* **Listed entries**:
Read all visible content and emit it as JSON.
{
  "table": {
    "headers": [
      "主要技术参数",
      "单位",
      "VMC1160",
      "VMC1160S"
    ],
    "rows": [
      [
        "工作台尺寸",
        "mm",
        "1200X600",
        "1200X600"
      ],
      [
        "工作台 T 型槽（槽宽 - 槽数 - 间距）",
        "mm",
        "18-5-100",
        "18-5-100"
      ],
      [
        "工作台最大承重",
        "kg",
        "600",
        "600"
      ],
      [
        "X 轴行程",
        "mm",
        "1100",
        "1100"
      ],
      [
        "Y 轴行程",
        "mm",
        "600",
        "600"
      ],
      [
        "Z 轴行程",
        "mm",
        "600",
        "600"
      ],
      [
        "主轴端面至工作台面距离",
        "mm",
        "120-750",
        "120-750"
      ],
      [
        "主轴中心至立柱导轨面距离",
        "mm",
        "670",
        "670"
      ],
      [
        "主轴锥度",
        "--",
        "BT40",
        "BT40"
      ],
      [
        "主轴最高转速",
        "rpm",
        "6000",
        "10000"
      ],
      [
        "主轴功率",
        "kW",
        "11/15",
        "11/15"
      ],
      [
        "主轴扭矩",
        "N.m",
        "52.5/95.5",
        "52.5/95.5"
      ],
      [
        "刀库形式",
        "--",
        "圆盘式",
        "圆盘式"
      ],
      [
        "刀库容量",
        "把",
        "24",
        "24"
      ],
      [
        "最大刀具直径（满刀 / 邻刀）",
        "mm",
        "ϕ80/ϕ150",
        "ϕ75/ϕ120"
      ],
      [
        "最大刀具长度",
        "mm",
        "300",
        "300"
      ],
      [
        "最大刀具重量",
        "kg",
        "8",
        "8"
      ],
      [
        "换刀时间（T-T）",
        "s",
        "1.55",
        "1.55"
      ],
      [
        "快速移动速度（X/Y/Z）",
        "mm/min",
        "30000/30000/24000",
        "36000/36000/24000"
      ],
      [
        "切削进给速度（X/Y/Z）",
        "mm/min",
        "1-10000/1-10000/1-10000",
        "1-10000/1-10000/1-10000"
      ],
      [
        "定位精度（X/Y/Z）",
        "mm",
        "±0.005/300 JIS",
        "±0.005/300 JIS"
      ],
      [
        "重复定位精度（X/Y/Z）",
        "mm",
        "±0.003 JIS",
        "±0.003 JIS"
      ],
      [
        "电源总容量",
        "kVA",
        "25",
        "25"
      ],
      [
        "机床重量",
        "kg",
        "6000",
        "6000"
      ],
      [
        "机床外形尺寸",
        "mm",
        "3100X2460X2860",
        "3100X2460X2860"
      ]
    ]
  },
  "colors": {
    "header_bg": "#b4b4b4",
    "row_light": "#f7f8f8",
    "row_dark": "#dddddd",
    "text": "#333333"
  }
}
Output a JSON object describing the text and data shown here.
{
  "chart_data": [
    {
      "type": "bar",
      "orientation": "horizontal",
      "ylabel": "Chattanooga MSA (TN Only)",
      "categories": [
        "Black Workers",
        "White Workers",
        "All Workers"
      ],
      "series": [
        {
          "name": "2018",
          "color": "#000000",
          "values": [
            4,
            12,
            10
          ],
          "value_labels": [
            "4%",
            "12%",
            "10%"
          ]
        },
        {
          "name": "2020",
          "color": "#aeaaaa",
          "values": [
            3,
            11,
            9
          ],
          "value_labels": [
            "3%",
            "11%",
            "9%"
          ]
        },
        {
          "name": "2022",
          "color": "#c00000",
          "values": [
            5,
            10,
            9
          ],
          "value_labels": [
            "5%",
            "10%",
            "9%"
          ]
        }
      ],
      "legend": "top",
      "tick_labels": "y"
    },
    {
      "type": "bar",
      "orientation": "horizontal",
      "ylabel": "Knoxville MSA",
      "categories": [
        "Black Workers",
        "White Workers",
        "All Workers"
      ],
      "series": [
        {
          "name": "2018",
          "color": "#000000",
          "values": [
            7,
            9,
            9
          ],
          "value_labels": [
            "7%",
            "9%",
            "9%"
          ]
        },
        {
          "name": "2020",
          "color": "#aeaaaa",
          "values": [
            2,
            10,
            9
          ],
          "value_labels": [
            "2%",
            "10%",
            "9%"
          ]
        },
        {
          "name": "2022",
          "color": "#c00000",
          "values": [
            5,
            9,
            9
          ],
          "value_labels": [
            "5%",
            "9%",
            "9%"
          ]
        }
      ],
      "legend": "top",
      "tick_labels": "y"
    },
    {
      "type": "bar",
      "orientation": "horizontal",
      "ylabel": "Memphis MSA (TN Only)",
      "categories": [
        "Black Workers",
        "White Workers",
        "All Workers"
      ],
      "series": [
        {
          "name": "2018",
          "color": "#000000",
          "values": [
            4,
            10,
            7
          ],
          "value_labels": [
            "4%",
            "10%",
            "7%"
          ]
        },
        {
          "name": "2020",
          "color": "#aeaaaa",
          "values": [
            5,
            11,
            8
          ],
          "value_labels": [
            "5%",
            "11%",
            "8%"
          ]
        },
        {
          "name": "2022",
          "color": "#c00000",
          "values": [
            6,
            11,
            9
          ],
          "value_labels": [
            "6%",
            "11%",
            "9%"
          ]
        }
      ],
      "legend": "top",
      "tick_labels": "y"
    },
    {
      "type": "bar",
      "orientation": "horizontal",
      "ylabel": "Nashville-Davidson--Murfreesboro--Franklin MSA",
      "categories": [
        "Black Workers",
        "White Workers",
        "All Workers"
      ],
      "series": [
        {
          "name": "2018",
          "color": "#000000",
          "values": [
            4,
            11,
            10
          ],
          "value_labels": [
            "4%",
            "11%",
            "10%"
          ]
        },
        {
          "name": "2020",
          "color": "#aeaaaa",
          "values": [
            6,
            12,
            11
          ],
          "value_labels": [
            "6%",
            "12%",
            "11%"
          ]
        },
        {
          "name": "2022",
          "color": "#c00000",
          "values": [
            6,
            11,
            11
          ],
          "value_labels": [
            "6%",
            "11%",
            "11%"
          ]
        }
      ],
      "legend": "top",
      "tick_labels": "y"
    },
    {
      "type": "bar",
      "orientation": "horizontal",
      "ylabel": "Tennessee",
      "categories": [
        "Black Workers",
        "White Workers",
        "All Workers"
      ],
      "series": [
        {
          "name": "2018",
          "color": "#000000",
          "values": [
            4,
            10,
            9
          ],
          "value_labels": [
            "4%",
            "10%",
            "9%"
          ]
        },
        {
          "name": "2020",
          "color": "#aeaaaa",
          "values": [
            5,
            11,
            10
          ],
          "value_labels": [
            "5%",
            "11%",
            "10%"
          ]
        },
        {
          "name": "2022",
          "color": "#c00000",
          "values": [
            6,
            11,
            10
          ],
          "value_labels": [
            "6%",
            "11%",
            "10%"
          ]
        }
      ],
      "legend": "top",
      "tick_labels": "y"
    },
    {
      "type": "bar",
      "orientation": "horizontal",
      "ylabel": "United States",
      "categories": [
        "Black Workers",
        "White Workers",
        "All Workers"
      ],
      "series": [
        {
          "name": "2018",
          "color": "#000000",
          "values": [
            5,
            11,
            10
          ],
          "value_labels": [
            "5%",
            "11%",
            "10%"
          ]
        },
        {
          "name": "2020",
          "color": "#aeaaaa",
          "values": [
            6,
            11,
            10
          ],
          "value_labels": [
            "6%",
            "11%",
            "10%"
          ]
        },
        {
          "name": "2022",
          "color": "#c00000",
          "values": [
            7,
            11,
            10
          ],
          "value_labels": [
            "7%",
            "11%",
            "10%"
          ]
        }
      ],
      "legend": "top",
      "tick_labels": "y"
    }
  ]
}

* **Exercise task**:
Count every line in the data that contains the word "Only", then give that count and nothing else.

* **Answer to this problem**:
2